■ **Description of the task**
Filter the records for lines holding the string "median".

---------------

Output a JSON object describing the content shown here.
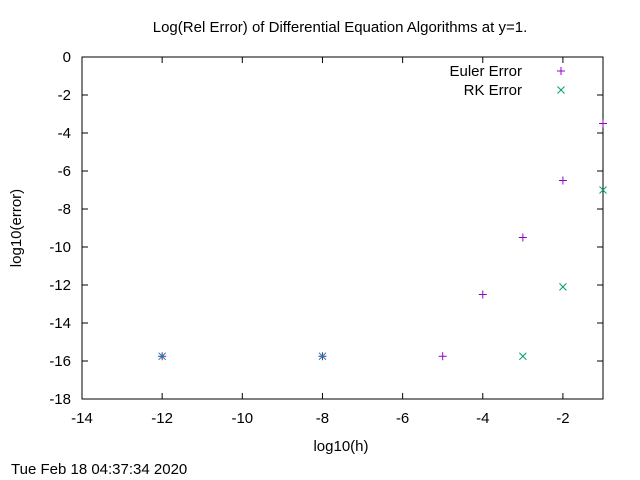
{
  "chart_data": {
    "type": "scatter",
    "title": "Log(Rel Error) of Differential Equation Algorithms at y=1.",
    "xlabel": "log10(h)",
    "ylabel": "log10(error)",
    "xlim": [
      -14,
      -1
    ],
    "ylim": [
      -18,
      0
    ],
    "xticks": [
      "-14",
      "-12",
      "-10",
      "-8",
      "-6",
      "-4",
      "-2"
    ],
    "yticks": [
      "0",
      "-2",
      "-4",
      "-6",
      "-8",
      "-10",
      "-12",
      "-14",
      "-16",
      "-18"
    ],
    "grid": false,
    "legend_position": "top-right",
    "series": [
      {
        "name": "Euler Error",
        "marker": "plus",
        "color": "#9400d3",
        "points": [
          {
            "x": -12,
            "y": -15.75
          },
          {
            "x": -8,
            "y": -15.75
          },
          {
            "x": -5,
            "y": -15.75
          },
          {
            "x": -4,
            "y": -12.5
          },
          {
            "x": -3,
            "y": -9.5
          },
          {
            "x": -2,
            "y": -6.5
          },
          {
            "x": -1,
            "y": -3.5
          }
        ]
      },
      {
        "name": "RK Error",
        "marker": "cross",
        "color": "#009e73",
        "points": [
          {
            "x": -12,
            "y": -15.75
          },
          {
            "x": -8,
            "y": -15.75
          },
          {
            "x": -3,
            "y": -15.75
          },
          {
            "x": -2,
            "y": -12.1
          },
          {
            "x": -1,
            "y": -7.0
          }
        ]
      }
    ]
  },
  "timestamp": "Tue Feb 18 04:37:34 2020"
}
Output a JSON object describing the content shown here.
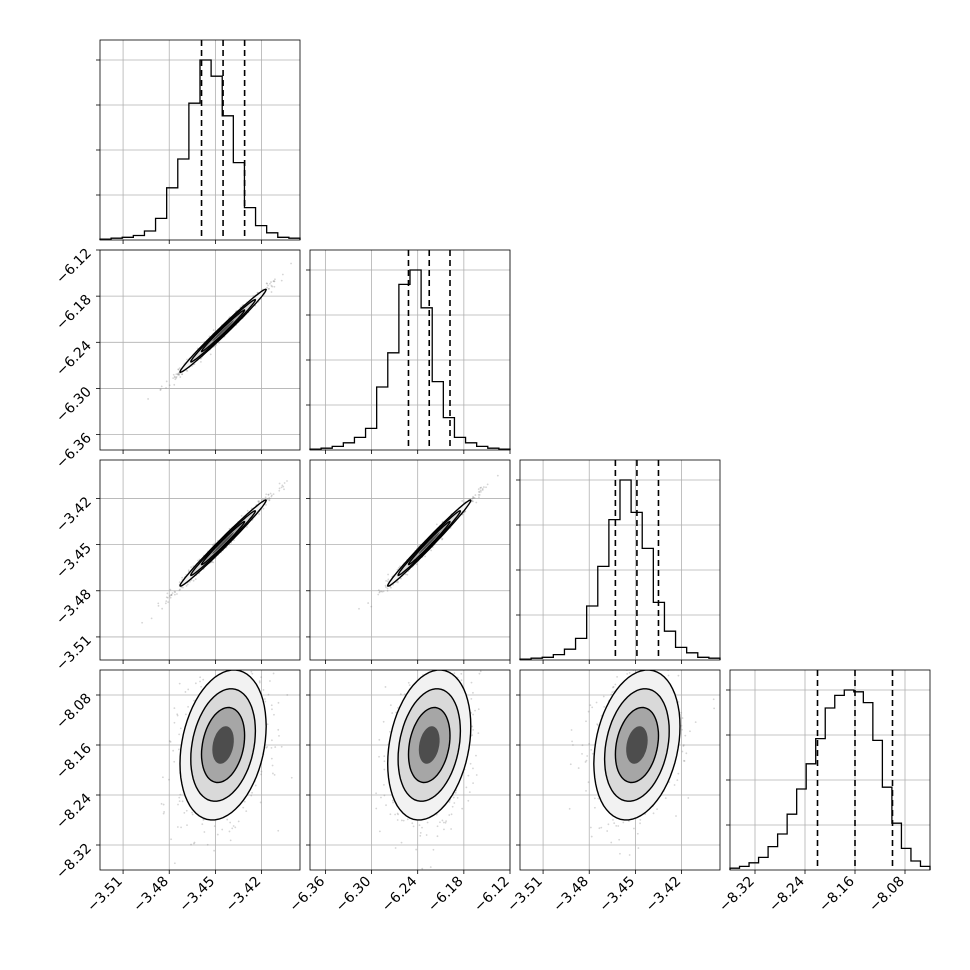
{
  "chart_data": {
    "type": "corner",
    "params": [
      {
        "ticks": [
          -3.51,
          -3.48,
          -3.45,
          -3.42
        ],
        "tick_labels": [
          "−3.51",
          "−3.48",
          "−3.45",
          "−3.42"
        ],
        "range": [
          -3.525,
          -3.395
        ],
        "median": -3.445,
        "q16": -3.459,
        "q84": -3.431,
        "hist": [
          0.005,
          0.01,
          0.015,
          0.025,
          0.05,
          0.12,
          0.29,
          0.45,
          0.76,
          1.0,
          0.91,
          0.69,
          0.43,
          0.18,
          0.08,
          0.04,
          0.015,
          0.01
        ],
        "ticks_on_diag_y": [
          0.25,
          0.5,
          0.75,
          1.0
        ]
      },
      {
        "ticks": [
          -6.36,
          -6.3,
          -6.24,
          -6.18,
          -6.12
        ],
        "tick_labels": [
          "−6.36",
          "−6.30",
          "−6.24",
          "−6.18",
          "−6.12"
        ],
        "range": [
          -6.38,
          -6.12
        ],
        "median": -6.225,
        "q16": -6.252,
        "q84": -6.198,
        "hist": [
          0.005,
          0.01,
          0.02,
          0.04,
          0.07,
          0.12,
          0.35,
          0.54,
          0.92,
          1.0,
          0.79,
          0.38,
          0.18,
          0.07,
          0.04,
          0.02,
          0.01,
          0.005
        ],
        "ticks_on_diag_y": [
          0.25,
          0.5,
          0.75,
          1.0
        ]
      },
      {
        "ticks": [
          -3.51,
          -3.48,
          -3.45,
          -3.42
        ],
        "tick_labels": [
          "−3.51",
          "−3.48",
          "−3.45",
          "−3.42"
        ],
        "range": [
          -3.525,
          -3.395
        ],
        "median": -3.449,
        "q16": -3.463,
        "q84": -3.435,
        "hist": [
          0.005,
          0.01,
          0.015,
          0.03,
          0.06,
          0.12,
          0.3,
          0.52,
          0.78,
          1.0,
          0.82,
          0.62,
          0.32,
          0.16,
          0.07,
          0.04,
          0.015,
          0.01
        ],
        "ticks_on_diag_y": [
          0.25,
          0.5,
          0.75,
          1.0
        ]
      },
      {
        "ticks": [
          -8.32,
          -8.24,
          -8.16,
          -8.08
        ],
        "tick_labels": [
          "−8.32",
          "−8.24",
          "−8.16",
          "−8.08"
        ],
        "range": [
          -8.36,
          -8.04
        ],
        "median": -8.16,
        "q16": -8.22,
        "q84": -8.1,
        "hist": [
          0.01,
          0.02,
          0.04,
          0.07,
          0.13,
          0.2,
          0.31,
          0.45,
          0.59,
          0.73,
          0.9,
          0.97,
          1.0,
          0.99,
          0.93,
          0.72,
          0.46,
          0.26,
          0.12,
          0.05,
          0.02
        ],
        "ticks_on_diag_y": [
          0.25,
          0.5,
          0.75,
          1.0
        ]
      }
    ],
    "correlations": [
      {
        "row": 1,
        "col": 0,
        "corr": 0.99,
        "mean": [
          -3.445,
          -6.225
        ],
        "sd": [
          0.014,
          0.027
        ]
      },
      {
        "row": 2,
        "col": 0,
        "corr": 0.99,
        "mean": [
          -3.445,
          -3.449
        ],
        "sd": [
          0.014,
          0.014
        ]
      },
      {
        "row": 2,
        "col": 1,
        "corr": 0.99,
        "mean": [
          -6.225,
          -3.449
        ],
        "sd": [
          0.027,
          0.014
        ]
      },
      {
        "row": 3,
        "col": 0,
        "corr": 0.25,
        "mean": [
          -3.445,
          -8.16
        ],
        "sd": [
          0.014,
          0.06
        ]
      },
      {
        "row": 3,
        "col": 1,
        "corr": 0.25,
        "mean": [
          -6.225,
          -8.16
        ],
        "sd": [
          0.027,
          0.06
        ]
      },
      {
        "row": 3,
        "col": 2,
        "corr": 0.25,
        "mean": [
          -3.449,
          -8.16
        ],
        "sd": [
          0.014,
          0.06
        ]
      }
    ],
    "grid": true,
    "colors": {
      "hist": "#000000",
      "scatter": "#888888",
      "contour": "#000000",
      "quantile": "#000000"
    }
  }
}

---------------

■ **Answer to this problem**
        "median": -3.445,
        "median": -6.225,
        "median": -3.449,
        "median": -8.16,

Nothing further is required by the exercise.